▶ _Work required_:
All records below must be retyped exactly.

▶ _Exercise material_:

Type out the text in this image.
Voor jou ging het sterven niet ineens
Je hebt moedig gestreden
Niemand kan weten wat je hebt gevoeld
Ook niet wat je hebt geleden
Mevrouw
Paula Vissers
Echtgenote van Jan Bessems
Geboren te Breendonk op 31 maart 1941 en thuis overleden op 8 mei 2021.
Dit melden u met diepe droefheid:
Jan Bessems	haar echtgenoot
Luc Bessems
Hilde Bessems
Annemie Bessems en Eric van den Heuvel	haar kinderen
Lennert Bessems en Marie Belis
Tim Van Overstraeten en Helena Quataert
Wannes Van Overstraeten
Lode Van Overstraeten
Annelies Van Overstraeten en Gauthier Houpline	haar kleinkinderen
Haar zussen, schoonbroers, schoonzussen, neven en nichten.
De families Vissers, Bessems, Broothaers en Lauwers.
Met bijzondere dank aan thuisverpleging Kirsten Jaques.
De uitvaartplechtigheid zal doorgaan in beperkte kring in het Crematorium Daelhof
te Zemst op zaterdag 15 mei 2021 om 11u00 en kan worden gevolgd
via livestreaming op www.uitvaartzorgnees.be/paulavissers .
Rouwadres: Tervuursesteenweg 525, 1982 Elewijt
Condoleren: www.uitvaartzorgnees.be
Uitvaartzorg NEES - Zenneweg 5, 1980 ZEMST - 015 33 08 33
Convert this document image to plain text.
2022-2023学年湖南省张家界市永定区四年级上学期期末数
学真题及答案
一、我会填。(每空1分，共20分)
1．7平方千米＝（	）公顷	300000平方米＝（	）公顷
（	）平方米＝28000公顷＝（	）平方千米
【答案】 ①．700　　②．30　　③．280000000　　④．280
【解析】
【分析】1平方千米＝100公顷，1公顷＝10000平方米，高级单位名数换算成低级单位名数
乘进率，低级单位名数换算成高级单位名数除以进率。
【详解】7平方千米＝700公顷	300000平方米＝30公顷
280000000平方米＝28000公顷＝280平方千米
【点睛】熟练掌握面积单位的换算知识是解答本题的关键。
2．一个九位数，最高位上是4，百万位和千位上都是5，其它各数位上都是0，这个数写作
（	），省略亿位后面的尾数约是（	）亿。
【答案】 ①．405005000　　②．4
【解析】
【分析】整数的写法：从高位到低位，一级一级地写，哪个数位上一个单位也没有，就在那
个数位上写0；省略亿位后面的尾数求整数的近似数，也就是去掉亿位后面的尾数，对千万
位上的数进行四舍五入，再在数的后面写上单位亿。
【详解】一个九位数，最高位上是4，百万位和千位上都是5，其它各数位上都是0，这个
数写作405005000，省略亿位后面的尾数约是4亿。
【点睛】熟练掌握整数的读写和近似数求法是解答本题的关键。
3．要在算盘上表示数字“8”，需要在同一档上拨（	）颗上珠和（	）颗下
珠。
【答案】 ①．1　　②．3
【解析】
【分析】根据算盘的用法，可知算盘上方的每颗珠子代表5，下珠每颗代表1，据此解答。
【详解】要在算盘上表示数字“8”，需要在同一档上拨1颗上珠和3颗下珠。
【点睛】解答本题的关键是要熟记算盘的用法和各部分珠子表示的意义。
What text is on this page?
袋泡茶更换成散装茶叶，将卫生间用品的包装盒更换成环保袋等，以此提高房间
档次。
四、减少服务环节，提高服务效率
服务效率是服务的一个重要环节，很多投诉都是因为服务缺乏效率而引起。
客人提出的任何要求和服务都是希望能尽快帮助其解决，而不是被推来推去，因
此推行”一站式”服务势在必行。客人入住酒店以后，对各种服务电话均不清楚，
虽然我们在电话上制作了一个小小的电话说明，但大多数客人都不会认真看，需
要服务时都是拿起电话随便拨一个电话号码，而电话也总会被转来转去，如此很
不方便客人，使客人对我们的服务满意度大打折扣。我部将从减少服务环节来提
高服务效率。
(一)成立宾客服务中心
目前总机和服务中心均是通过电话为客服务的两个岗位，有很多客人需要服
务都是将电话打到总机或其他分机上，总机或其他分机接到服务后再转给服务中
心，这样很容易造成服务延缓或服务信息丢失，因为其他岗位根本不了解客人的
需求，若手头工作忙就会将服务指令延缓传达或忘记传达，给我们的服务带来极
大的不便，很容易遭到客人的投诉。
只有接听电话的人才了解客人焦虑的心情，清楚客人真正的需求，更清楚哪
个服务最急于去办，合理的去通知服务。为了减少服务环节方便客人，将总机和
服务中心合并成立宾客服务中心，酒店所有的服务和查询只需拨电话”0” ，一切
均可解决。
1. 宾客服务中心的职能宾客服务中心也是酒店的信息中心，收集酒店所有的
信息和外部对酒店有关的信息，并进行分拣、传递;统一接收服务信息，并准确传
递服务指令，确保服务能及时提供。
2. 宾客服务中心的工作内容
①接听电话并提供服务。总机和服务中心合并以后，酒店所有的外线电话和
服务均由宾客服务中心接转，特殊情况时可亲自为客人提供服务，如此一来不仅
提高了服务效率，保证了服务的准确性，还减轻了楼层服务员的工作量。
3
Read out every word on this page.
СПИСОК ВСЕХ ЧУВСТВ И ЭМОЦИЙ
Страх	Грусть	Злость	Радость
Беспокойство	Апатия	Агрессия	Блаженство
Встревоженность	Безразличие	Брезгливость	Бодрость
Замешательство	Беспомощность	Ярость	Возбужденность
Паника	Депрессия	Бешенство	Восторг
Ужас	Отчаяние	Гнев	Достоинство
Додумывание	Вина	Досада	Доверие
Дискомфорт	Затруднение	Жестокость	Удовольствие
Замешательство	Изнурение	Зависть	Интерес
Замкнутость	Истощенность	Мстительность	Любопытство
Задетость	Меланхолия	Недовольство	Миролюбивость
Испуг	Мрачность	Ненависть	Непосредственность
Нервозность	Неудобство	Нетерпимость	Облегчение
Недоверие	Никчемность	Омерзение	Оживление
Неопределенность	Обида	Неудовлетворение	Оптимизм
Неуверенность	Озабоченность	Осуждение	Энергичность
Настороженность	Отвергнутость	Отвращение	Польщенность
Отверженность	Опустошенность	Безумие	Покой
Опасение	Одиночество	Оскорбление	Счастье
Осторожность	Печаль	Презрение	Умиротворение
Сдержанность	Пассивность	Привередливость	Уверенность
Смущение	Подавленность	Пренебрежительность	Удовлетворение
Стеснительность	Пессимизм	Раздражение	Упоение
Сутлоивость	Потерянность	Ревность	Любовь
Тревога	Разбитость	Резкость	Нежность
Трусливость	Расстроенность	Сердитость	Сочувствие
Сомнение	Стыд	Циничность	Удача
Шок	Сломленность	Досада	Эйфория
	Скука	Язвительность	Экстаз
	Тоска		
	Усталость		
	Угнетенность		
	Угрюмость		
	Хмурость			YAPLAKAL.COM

▶ _Output_:
Type out the text in this image.
Voor jou ging het sterven niet ineens
Je hebt moedig gestreden
Niemand kan weten wat je hebt gevoeld
Ook niet wat je hebt geleden
Mevrouw
Paula Vissers
Echtgenote van Jan Bessems
Geboren te Breendonk op 31 maart 1941 en thuis overleden op 8 mei 2021.
Dit melden u met diepe droefheid:
Jan Bessems	haar echtgenoot
Luc Bessems
Hilde Bessems
Annemie Bessems en Eric van den Heuvel	haar kinderen
Lennert Bessems en Marie Belis
Tim Van Overstraeten en Helena Quataert
Wannes Van Overstraeten
Lode Van Overstraeten
Annelies Van Overstraeten en Gauthier Houpline	haar kleinkinderen
Haar zussen, schoonbroers, schoonzussen, neven en nichten.
De families Vissers, Bessems, Broothaers en Lauwers.
Met bijzondere dank aan thuisverpleging Kirsten Jaques.
De uitvaartplechtigheid zal doorgaan in beperkte kring in het Crematorium Daelhof
te Zemst op zaterdag 15 mei 2021 om 11u00 en kan worden gevolgd
via livestreaming op www.uitvaartzorgnees.be/paulavissers .
Rouwadres: Tervuursesteenweg 525, 1982 Elewijt
Condoleren: www.uitvaartzorgnees.be
Uitvaartzorg NEES - Zenneweg 5, 1980 ZEMST - 015 33 08 33
Convert this document image to plain text.
2022-2023学年湖南省张家界市永定区四年级上学期期末数
学真题及答案
一、我会填。(每空1分，共20分)
1．7平方千米＝（	）公顷	300000平方米＝（	）公顷
（	）平方米＝28000公顷＝（	）平方千米
【答案】 ①．700　　②．30　　③．280000000　　④．280
【解析】
【分析】1平方千米＝100公顷，1公顷＝10000平方米，高级单位名数换算成低级单位名数
乘进率，低级单位名数换算成高级单位名数除以进率。
【详解】7平方千米＝700公顷	300000平方米＝30公顷
280000000平方米＝28000公顷＝280平方千米
【点睛】熟练掌握面积单位的换算知识是解答本题的关键。
2．一个九位数，最高位上是4，百万位和千位上都是5，其它各数位上都是0，这个数写作
（	），省略亿位后面的尾数约是（	）亿。
【答案】 ①．405005000　　②．4
【解析】
【分析】整数的写法：从高位到低位，一级一级地写，哪个数位上一个单位也没有，就在那
个数位上写0；省略亿位后面的尾数求整数的近似数，也就是去掉亿位后面的尾数，对千万
位上的数进行四舍五入，再在数的后面写上单位亿。
【详解】一个九位数，最高位上是4，百万位和千位上都是5，其它各数位上都是0，这个
数写作405005000，省略亿位后面的尾数约是4亿。
【点睛】熟练掌握整数的读写和近似数求法是解答本题的关键。
3．要在算盘上表示数字“8”，需要在同一档上拨（	）颗上珠和（	）颗下
珠。
【答案】 ①．1　　②．3
【解析】
【分析】根据算盘的用法，可知算盘上方的每颗珠子代表5，下珠每颗代表1，据此解答。
【详解】要在算盘上表示数字“8”，需要在同一档上拨1颗上珠和3颗下珠。
【点睛】解答本题的关键是要熟记算盘的用法和各部分珠子表示的意义。
What text is on this page?
袋泡茶更换成散装茶叶，将卫生间用品的包装盒更换成环保袋等，以此提高房间
档次。
四、减少服务环节，提高服务效率
服务效率是服务的一个重要环节，很多投诉都是因为服务缺乏效率而引起。
客人提出的任何要求和服务都是希望能尽快帮助其解决，而不是被推来推去，因
此推行”一站式”服务势在必行。客人入住酒店以后，对各种服务电话均不清楚，
虽然我们在电话上制作了一个小小的电话说明，但大多数客人都不会认真看，需
要服务时都是拿起电话随便拨一个电话号码，而电话也总会被转来转去，如此很
不方便客人，使客人对我们的服务满意度大打折扣。我部将从减少服务环节来提
高服务效率。
(一)成立宾客服务中心
目前总机和服务中心均是通过电话为客服务的两个岗位，有很多客人需要服
务都是将电话打到总机或其他分机上，总机或其他分机接到服务后再转给服务中
心，这样很容易造成服务延缓或服务信息丢失，因为其他岗位根本不了解客人的
需求，若手头工作忙就会将服务指令延缓传达或忘记传达，给我们的服务带来极
大的不便，很容易遭到客人的投诉。
只有接听电话的人才了解客人焦虑的心情，清楚客人真正的需求，更清楚哪
个服务最急于去办，合理的去通知服务。为了减少服务环节方便客人，将总机和
服务中心合并成立宾客服务中心，酒店所有的服务和查询只需拨电话”0” ，一切
均可解决。
1. 宾客服务中心的职能宾客服务中心也是酒店的信息中心，收集酒店所有的
信息和外部对酒店有关的信息，并进行分拣、传递;统一接收服务信息，并准确传
递服务指令，确保服务能及时提供。
2. 宾客服务中心的工作内容
①接听电话并提供服务。总机和服务中心合并以后，酒店所有的外线电话和
服务均由宾客服务中心接转，特殊情况时可亲自为客人提供服务，如此一来不仅
提高了服务效率，保证了服务的准确性，还减轻了楼层服务员的工作量。
3
Read out every word on this page.
СПИСОК ВСЕХ ЧУВСТВ И ЭМОЦИЙ
Страх	Грусть	Злость	Радость
Беспокойство	Апатия	Агрессия	Блаженство
Встревоженность	Безразличие	Брезгливость	Бодрость
Замешательство	Беспомощность	Ярость	Возбужденность
Паника	Депрессия	Бешенство	Восторг
Ужас	Отчаяние	Гнев	Достоинство
Додумывание	Вина	Досада	Доверие
Дискомфорт	Затруднение	Жестокость	Удовольствие
Замешательство	Изнурение	Зависть	Интерес
Замкнутость	Истощенность	Мстительность	Любопытство
Задетость	Меланхолия	Недовольство	Миролюбивость
Испуг	Мрачность	Ненависть	Непосредственность
Нервозность	Неудобство	Нетерпимость	Облегчение
Недоверие	Никчемность	Омерзение	Оживление
Неопределенность	Обида	Неудовлетворение	Оптимизм
Неуверенность	Озабоченность	Осуждение	Энергичность
Настороженность	Отвергнутость	Отвращение	Польщенность
Отверженность	Опустошенность	Безумие	Покой
Опасение	Одиночество	Оскорбление	Счастье
Осторожность	Печаль	Презрение	Умиротворение
Сдержанность	Пассивность	Привередливость	Уверенность
Смущение	Подавленность	Пренебрежительность	Удовлетворение
Стеснительность	Пессимизм	Раздражение	Упоение
Сутлоивость	Потерянность	Ревность	Любовь
Тревога	Разбитость	Резкость	Нежность
Трусливость	Расстроенность	Сердитость	Сочувствие
Сомнение	Стыд	Циничность	Удача
Шок	Сломленность	Досада	Эйфория
	Скука	Язвительность	Экстаз
	Тоска		
	Усталость		
	Угнетенность		
	Угрюмость		
	Хмурость			YAPLAKAL.COM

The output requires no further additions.